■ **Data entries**
++++++++++

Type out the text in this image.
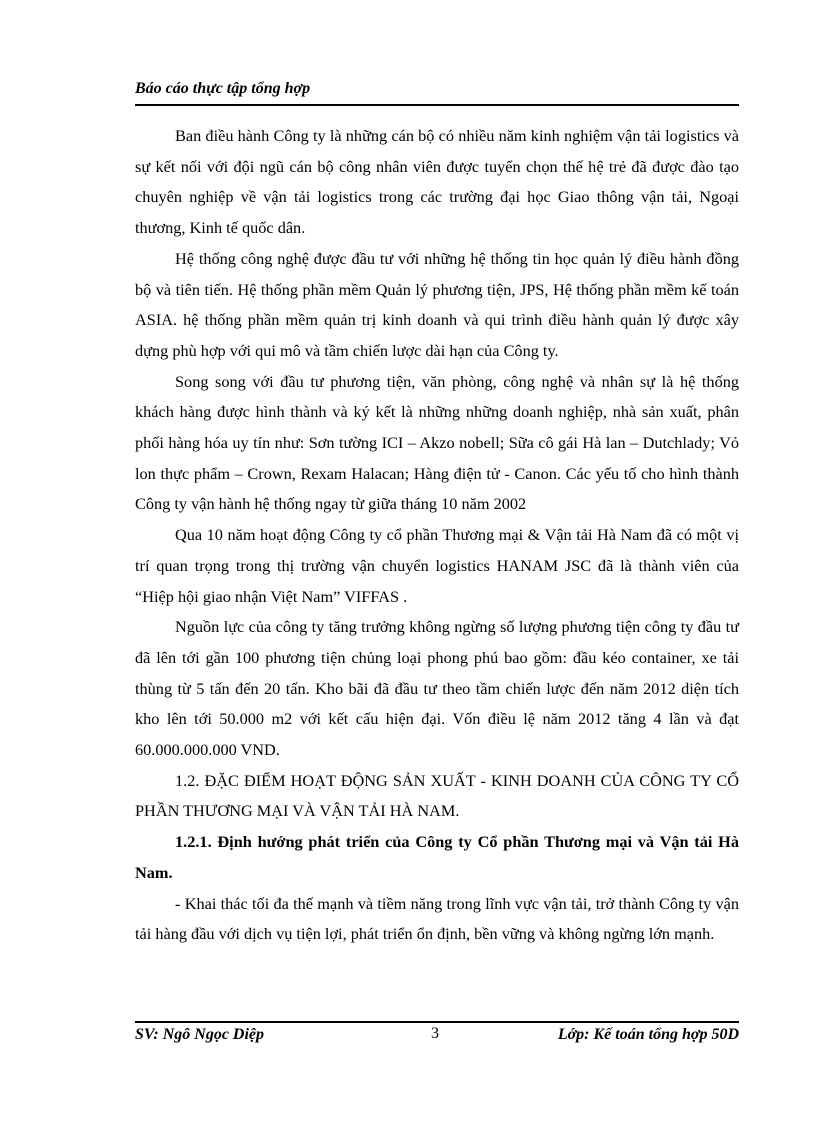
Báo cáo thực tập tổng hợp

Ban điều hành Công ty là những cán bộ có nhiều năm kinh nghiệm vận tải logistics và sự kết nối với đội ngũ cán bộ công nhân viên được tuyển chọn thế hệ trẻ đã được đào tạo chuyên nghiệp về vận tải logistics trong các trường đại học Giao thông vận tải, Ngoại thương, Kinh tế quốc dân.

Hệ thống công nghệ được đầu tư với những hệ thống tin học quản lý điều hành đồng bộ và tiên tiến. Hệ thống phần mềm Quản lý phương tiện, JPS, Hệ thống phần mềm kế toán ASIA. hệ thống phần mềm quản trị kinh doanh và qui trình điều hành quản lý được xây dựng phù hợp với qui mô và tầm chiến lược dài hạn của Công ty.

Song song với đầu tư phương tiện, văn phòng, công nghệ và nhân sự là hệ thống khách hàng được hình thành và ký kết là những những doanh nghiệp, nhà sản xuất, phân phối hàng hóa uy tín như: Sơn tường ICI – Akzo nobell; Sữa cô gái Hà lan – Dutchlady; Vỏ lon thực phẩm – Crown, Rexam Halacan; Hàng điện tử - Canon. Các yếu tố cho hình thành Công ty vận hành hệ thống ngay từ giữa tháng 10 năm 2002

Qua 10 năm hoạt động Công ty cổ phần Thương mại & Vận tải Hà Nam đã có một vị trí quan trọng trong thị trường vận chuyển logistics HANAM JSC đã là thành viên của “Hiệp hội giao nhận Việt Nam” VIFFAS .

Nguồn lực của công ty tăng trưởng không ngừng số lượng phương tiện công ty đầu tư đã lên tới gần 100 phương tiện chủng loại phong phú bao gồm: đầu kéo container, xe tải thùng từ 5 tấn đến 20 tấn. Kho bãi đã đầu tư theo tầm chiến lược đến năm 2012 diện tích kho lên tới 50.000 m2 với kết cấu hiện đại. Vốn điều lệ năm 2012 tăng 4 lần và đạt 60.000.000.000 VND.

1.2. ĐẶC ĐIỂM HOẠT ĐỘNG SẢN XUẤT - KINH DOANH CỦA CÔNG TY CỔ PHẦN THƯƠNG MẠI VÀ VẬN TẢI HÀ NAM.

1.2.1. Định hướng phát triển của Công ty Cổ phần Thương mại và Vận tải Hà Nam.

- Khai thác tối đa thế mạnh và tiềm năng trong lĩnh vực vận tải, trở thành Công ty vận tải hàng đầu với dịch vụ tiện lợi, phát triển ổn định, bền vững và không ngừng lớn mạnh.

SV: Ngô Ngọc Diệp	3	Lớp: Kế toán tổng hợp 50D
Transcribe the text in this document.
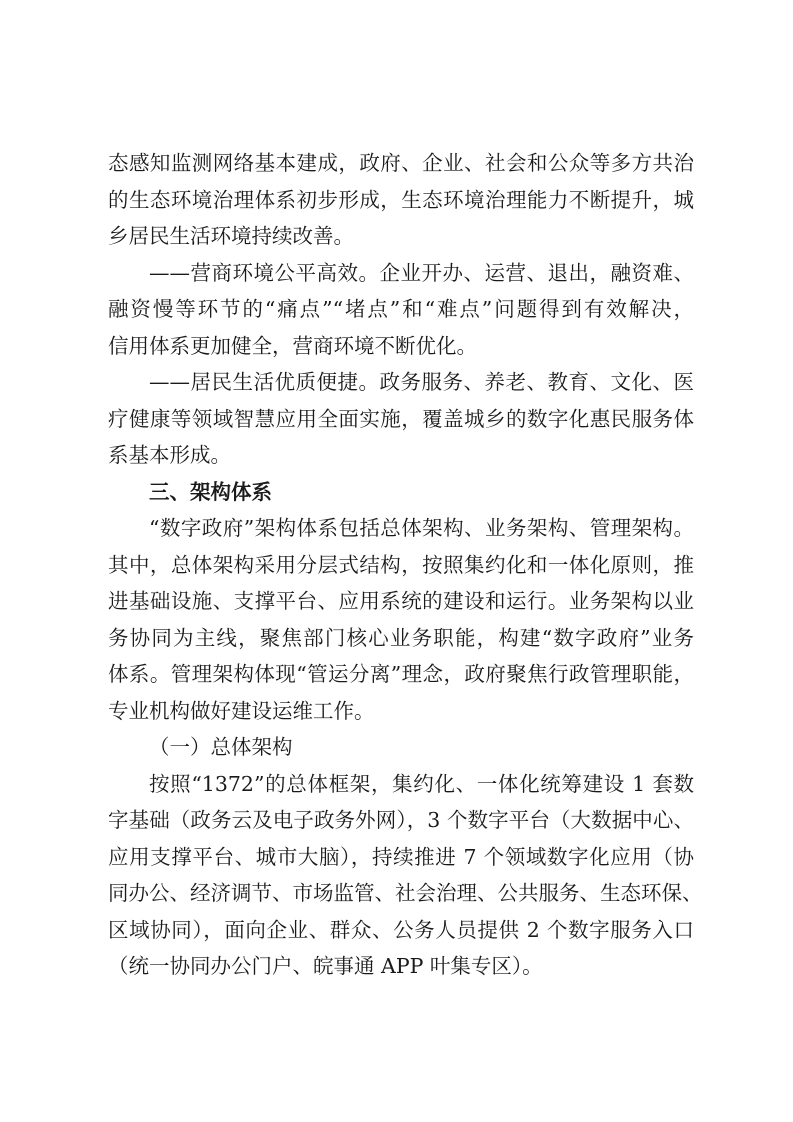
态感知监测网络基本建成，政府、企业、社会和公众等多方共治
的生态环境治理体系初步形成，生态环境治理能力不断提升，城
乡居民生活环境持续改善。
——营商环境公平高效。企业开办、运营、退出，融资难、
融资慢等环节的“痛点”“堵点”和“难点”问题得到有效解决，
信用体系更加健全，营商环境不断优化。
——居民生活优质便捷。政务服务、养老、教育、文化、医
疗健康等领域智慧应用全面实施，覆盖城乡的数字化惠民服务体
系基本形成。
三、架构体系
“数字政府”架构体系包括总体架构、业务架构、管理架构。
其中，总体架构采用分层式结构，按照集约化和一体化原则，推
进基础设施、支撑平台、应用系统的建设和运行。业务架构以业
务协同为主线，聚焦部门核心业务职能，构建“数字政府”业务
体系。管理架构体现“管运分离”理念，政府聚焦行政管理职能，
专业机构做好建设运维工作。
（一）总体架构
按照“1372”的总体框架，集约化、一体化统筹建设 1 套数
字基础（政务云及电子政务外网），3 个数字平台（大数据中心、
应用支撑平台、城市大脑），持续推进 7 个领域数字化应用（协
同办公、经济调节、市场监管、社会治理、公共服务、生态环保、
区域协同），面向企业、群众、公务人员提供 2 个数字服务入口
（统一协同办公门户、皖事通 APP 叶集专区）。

++++++++++

■ **EXERCISE OBJECTIVE**
Write out an exact copy of the lines beginning at the line that contains "Transcribe the text in this document." and ending at the last line of the listing. Exclude pictures.

■ **FULL SOLUTION**
Transcribe the text in this document.
态感知监测网络基本建成，政府、企业、社会和公众等多方共治
的生态环境治理体系初步形成，生态环境治理能力不断提升，城
乡居民生活环境持续改善。
——营商环境公平高效。企业开办、运营、退出，融资难、
融资慢等环节的“痛点”“堵点”和“难点”问题得到有效解决，
信用体系更加健全，营商环境不断优化。
——居民生活优质便捷。政务服务、养老、教育、文化、医
疗健康等领域智慧应用全面实施，覆盖城乡的数字化惠民服务体
系基本形成。
三、架构体系
“数字政府”架构体系包括总体架构、业务架构、管理架构。
其中，总体架构采用分层式结构，按照集约化和一体化原则，推
进基础设施、支撑平台、应用系统的建设和运行。业务架构以业
务协同为主线，聚焦部门核心业务职能，构建“数字政府”业务
体系。管理架构体现“管运分离”理念，政府聚焦行政管理职能，
专业机构做好建设运维工作。
（一）总体架构
按照“1372”的总体框架，集约化、一体化统筹建设 1 套数
字基础（政务云及电子政务外网），3 个数字平台（大数据中心、
应用支撑平台、城市大脑），持续推进 7 个领域数字化应用（协
同办公、经济调节、市场监管、社会治理、公共服务、生态环保、
区域协同），面向企业、群众、公务人员提供 2 个数字服务入口
（统一协同办公门户、皖事通 APP 叶集专区）。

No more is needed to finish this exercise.